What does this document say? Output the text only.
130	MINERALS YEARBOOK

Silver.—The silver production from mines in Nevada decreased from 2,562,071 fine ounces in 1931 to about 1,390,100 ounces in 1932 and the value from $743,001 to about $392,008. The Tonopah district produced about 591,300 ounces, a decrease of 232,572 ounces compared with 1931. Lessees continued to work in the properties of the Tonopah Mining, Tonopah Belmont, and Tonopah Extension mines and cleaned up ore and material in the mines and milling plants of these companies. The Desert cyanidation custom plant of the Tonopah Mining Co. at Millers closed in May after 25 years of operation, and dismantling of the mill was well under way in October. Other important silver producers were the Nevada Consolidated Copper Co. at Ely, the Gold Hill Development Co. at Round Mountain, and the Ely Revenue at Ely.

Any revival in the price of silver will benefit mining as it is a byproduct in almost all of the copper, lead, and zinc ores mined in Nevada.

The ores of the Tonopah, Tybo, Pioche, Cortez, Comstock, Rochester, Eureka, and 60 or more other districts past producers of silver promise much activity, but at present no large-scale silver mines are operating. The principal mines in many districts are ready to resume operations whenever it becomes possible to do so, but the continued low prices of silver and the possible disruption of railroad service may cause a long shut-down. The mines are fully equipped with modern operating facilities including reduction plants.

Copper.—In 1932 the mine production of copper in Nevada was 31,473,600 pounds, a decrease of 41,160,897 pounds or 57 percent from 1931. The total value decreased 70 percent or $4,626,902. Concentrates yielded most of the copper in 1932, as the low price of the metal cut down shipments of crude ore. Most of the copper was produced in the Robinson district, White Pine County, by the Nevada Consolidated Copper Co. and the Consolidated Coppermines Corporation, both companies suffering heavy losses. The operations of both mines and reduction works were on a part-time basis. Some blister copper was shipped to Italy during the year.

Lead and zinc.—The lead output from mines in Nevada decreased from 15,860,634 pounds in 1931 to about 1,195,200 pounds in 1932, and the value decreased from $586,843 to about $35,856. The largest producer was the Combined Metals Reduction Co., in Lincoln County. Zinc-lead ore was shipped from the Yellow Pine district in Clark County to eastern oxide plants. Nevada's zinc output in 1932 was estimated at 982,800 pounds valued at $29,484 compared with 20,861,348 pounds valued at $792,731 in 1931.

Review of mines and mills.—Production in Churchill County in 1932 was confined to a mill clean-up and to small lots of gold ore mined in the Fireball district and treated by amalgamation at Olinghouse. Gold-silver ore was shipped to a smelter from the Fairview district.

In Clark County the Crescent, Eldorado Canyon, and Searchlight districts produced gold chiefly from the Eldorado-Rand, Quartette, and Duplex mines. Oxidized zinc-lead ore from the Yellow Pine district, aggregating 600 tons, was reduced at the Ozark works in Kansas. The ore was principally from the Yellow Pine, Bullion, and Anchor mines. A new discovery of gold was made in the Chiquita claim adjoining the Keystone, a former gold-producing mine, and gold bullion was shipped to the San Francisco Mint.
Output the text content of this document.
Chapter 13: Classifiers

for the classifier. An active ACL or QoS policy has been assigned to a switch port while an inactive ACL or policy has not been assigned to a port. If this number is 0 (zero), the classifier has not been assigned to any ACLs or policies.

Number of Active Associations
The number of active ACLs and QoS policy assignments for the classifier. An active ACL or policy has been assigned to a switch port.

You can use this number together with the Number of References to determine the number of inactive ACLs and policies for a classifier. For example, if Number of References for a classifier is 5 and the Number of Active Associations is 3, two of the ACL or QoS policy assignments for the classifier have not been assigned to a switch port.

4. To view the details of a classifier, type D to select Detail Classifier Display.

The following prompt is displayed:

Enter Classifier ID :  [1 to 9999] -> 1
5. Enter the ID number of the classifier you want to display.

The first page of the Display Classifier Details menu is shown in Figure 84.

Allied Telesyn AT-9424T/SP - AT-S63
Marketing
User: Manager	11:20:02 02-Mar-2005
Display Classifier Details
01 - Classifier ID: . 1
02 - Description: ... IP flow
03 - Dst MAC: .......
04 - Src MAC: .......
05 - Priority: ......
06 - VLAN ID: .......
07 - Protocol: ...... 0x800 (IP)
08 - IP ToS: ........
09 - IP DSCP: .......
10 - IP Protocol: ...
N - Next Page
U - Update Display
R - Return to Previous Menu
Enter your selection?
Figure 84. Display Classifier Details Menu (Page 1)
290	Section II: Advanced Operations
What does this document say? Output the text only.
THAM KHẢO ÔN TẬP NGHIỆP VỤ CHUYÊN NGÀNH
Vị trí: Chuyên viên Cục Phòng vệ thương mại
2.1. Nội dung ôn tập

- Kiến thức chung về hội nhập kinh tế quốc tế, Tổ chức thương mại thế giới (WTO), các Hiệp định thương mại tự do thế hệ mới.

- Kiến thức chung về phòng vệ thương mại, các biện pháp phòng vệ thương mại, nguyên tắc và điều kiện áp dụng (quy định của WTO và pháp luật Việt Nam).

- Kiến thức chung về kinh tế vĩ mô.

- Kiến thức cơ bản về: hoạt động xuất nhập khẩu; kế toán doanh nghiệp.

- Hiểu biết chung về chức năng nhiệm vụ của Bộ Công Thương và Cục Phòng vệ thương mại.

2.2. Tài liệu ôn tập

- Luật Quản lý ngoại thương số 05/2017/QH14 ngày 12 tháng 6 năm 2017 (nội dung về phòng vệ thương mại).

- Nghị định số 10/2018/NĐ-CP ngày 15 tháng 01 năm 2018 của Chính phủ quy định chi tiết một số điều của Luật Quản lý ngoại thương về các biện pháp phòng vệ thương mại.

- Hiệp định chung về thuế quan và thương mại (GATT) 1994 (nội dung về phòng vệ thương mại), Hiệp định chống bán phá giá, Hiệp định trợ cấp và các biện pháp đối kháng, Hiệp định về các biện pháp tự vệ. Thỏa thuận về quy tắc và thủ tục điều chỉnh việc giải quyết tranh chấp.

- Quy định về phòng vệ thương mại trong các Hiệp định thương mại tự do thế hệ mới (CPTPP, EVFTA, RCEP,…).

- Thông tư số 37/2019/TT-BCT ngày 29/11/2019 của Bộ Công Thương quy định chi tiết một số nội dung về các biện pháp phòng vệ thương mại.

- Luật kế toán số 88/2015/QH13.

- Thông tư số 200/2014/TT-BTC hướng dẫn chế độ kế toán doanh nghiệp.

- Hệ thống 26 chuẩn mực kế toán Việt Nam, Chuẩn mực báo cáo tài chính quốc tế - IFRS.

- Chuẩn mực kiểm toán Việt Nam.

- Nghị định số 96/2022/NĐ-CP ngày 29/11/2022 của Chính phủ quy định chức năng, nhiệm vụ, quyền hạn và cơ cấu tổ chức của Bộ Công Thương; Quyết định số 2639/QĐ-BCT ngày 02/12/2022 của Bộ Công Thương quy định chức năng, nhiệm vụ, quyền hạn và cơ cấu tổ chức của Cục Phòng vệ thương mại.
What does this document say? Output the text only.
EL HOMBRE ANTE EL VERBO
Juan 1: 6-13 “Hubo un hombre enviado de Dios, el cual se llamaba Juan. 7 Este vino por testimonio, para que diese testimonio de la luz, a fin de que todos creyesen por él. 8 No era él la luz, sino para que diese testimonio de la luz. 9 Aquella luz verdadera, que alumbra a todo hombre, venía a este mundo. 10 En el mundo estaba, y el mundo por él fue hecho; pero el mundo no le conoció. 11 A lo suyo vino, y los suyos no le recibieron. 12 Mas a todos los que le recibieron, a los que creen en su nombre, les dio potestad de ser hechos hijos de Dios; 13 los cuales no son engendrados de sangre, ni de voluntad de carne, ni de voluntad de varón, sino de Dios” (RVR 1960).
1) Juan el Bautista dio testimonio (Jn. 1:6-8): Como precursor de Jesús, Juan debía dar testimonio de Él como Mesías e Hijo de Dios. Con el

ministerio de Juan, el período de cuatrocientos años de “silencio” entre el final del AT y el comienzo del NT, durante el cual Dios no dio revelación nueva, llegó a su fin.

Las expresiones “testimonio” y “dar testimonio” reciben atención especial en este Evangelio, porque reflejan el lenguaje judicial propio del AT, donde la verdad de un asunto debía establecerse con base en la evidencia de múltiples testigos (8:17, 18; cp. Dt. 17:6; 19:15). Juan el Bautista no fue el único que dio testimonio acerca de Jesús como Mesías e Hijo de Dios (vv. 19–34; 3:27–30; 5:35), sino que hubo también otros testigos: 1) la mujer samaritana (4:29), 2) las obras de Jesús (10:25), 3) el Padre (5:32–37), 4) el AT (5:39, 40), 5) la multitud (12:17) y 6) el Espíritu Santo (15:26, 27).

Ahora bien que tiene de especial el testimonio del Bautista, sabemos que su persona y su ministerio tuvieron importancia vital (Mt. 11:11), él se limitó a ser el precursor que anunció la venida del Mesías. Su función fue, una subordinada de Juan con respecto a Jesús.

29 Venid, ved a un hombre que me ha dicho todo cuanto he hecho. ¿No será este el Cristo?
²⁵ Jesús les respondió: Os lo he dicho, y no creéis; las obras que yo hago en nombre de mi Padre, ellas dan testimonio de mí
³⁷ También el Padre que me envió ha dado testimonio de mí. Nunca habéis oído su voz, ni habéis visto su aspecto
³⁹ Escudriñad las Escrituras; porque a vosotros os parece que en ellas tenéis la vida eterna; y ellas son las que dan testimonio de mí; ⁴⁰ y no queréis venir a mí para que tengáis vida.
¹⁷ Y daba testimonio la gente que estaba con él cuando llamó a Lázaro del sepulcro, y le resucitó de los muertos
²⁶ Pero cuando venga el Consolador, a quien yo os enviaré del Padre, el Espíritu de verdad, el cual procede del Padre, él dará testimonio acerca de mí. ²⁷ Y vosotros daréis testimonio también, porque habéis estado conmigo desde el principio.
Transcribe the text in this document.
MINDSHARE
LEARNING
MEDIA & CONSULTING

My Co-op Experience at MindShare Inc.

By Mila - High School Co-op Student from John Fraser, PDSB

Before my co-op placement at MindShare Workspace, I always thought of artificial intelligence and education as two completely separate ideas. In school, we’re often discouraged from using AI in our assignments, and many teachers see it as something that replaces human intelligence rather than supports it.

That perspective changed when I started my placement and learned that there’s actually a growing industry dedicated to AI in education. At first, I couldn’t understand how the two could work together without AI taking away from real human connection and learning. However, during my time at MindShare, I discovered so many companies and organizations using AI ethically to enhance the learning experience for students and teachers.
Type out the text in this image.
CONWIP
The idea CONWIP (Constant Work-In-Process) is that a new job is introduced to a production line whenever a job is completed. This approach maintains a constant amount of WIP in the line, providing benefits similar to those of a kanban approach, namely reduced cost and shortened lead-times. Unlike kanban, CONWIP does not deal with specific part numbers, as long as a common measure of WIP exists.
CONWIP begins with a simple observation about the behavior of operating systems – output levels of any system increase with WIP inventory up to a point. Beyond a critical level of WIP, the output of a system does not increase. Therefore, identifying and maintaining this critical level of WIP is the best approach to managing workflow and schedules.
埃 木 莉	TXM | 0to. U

---------------

**TASK REQUIREMENTS:** Copy all lines from the listing that contain "kinh".

**THE OUTPUT:**
- Kiến thức chung về hội nhập kinh tế quốc tế, Tổ chức thương mại thế giới (WTO), các Hiệp định thương mại tự do thế hệ mới.
- Kiến thức chung về kinh tế vĩ mô.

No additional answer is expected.